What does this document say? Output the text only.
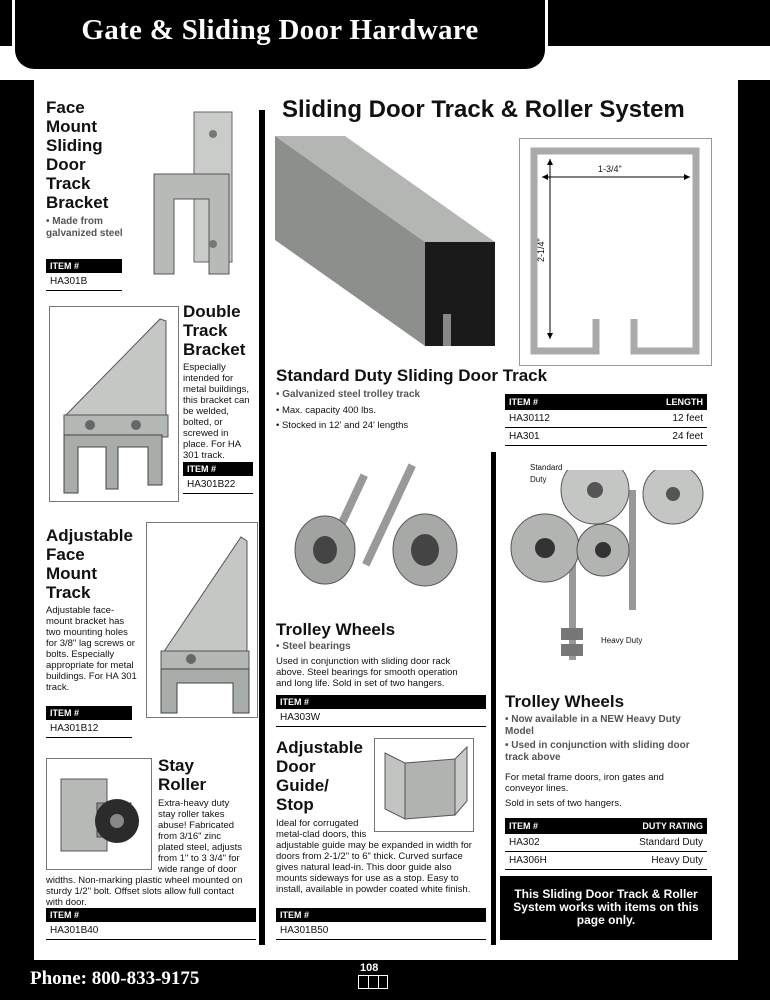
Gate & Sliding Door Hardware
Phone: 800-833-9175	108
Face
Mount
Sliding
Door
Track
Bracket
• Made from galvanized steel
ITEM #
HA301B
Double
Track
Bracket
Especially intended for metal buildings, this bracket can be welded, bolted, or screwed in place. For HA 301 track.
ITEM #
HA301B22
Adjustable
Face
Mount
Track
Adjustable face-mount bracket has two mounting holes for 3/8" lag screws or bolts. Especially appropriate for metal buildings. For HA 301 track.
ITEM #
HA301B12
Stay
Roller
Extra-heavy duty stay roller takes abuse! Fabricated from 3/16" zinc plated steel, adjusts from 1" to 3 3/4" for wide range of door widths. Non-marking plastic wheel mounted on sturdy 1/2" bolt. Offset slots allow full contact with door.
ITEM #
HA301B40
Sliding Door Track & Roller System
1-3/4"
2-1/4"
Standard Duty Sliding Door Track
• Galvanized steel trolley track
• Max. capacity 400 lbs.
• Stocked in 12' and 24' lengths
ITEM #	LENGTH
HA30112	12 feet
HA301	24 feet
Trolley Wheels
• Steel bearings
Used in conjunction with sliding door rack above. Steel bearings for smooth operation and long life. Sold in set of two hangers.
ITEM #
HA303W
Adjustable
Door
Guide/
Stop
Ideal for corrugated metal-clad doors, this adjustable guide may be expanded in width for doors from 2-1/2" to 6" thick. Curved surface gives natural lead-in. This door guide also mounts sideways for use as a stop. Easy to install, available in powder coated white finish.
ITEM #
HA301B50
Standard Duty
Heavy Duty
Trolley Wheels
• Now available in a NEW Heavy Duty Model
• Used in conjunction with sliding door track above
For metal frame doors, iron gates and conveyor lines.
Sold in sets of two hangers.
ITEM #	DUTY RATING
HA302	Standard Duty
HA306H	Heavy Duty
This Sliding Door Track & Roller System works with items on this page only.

---

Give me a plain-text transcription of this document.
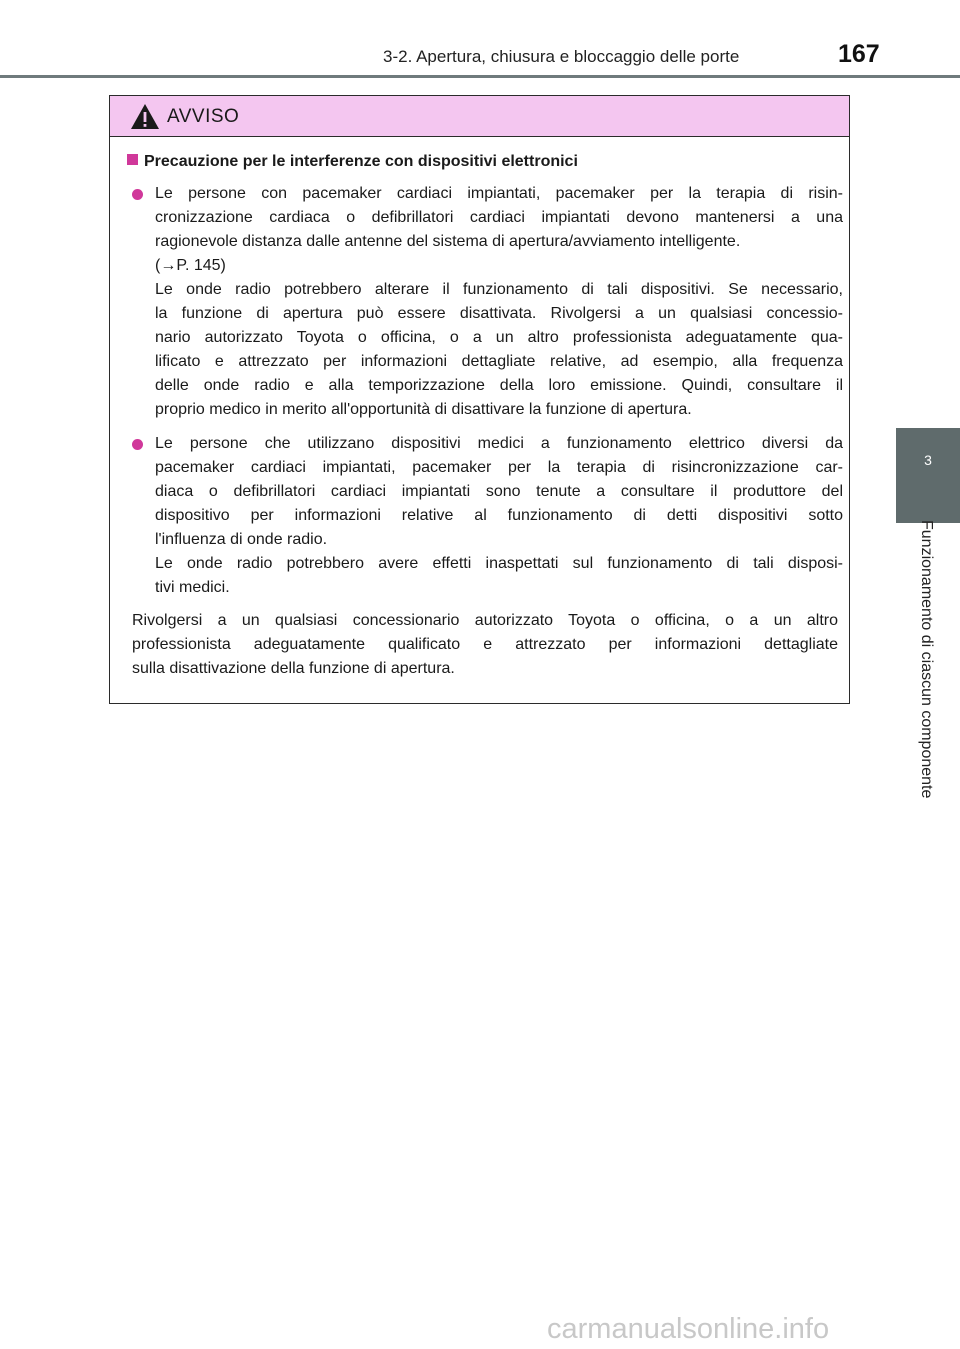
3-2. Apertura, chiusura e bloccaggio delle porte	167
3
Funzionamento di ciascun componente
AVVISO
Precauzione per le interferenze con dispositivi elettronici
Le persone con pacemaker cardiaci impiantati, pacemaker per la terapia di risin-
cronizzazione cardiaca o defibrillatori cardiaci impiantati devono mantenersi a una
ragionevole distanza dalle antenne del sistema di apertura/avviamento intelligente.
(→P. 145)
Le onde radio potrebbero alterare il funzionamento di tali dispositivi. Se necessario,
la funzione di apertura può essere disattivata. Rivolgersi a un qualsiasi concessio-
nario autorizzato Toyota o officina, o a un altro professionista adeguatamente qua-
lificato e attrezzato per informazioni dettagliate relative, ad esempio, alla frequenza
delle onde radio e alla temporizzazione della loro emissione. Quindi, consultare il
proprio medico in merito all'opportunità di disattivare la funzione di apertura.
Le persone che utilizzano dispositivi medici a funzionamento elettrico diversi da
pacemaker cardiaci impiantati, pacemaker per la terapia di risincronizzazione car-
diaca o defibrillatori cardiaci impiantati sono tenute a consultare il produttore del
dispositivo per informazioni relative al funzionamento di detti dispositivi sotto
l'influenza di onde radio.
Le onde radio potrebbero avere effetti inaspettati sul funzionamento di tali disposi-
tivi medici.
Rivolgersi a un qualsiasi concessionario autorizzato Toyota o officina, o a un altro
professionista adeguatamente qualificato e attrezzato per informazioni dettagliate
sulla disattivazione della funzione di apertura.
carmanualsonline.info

* [Work instructions] Determine the number of lines where the string "medici" occurs, and give that number only.

* [Written answer] 2